━━━━━ Supplied data

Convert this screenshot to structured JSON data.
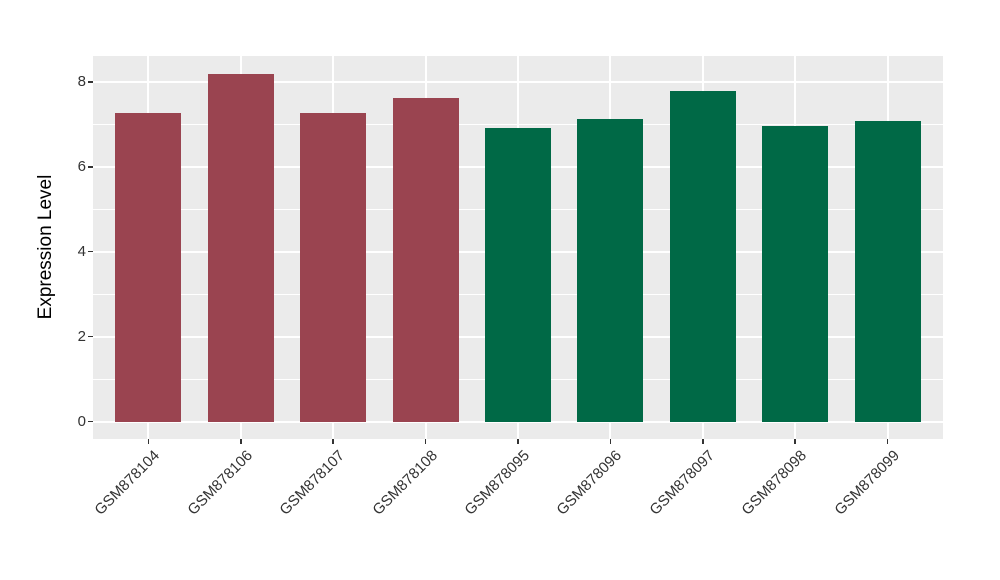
{
  "figure": {
    "background": "#FFFFFF"
  },
  "chart_data": {
    "type": "bar",
    "title": "",
    "xlabel": "",
    "ylabel": "Expression Level",
    "categories": [
      "GSM878104",
      "GSM878106",
      "GSM878107",
      "GSM878108",
      "GSM878095",
      "GSM878096",
      "GSM878097",
      "GSM878098",
      "GSM878099"
    ],
    "values": [
      7.27,
      8.19,
      7.27,
      7.62,
      6.92,
      7.12,
      7.79,
      6.96,
      7.07
    ],
    "bar_colors": [
      "#9A4450",
      "#9A4450",
      "#9A4450",
      "#9A4450",
      "#006946",
      "#006946",
      "#006946",
      "#006946",
      "#006946"
    ],
    "group_colors": {
      "maroon_group": "#9A4450",
      "green_group": "#006946"
    },
    "y_major_ticks": [
      0,
      2,
      4,
      6,
      8
    ],
    "y_minor_ticks": [
      1,
      3,
      5,
      7
    ],
    "ylim": [
      -0.41,
      8.61
    ],
    "xlim": [
      0.4,
      9.6
    ],
    "x_tick_angle_deg": 45,
    "grid": "on",
    "legend_position": "none",
    "panel_background": "#EBEBEB",
    "grid_color": "#FFFFFF",
    "axis_text_color": "#333333",
    "axis_title_color": "#000000",
    "tick_mark_color": "#333333"
  }
}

━━━━━━━━━━

● **Task to complete**
From the material above, reproduce everything verbatim except the pictures.

● **Response for this exercise**
Convert this screenshot to structured JSON data.
{
  "figure": {
    "background": "#FFFFFF"
  },
  "chart_data": {
    "type": "bar",
    "title": "",
    "xlabel": "",
    "ylabel": "Expression Level",
    "categories": [
      "GSM878104",
      "GSM878106",
      "GSM878107",
      "GSM878108",
      "GSM878095",
      "GSM878096",
      "GSM878097",
      "GSM878098",
      "GSM878099"
    ],
    "values": [
      7.27,
      8.19,
      7.27,
      7.62,
      6.92,
      7.12,
      7.79,
      6.96,
      7.07
    ],
    "bar_colors": [
      "#9A4450",
      "#9A4450",
      "#9A4450",
      "#9A4450",
      "#006946",
      "#006946",
      "#006946",
      "#006946",
      "#006946"
    ],
    "group_colors": {
      "maroon_group": "#9A4450",
      "green_group": "#006946"
    },
    "y_major_ticks": [
      0,
      2,
      4,
      6,
      8
    ],
    "y_minor_ticks": [
      1,
      3,
      5,
      7
    ],
    "ylim": [
      -0.41,
      8.61
    ],
    "xlim": [
      0.4,
      9.6
    ],
    "x_tick_angle_deg": 45,
    "grid": "on",
    "legend_position": "none",
    "panel_background": "#EBEBEB",
    "grid_color": "#FFFFFF",
    "axis_text_color": "#333333",
    "axis_title_color": "#000000",
    "tick_mark_color": "#333333"
  }
}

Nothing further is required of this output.